* [Exercise]:
Take every line from the listing below that contains "value".

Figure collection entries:
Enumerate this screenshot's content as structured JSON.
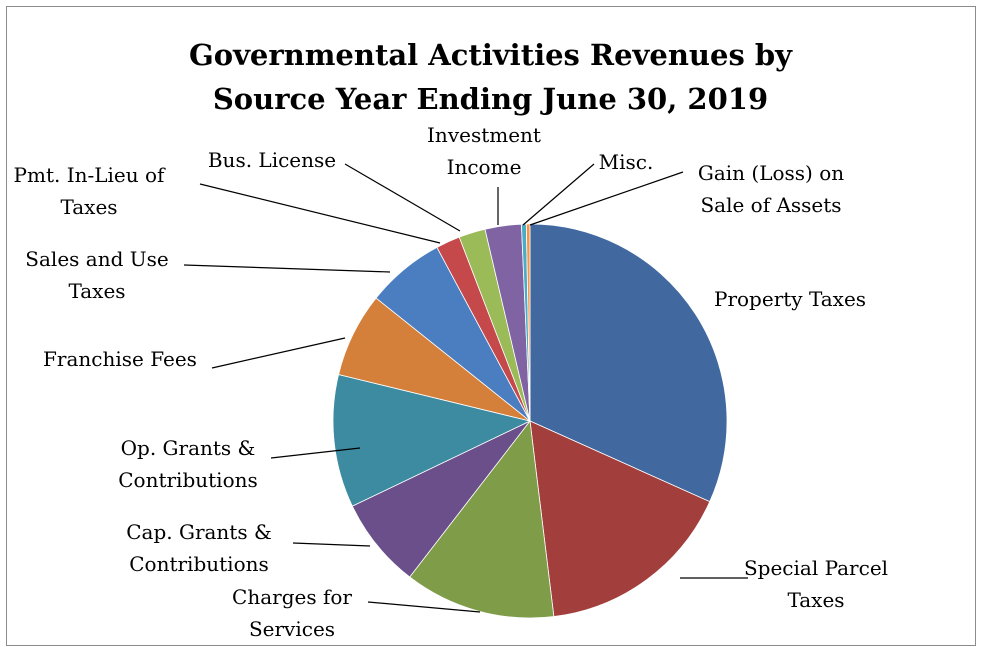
{
  "chart_data": {
    "type": "pie",
    "title_lines": [
      "Governmental Activities Revenues by",
      "Source  Year Ending June 30, 2019"
    ],
    "series": [
      {
        "slices": [
          {
            "label": [
              "Property Taxes"
            ],
            "value": 32.0,
            "color": "#4169a0"
          },
          {
            "label": [
              "Special Parcel",
              "Taxes"
            ],
            "value": 16.5,
            "color": "#a23f3d"
          },
          {
            "label": [
              "Charges for",
              "Services"
            ],
            "value": 12.5,
            "color": "#7f9c48"
          },
          {
            "label": [
              "Cap. Grants &",
              "Contributions"
            ],
            "value": 7.5,
            "color": "#6a4f8a"
          },
          {
            "label": [
              "Op. Grants &",
              "Contributions"
            ],
            "value": 11.0,
            "color": "#3c8ba1"
          },
          {
            "label": [
              "Franchise Fees"
            ],
            "value": 7.0,
            "color": "#d47f3a"
          },
          {
            "label": [
              "Sales and Use",
              "Taxes"
            ],
            "value": 6.5,
            "color": "#4a7ec0"
          },
          {
            "label": [
              "Pmt. In-Lieu of",
              "Taxes"
            ],
            "value": 2.0,
            "color": "#c5484a"
          },
          {
            "label": [
              "Bus. License"
            ],
            "value": 2.2,
            "color": "#9bbb59"
          },
          {
            "label": [
              "Investment",
              "Income"
            ],
            "value": 3.0,
            "color": "#7f63a3"
          },
          {
            "label": [
              "Misc."
            ],
            "value": 0.4,
            "color": "#4aacc6"
          },
          {
            "label": [
              "Gain (Loss) on",
              "Sale of Assets"
            ],
            "value": 0.3,
            "color": "#f79646"
          }
        ]
      }
    ],
    "legend": "none",
    "data_labels": "category names with leader lines"
  }
}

* [Finished task]:
            "value": 32.0,
            "value": 16.5,
            "value": 12.5,
            "value": 7.5,
            "value": 11.0,
            "value": 7.0,
            "value": 6.5,
            "value": 2.0,
            "value": 2.2,
            "value": 3.0,
            "value": 0.4,
            "value": 0.3,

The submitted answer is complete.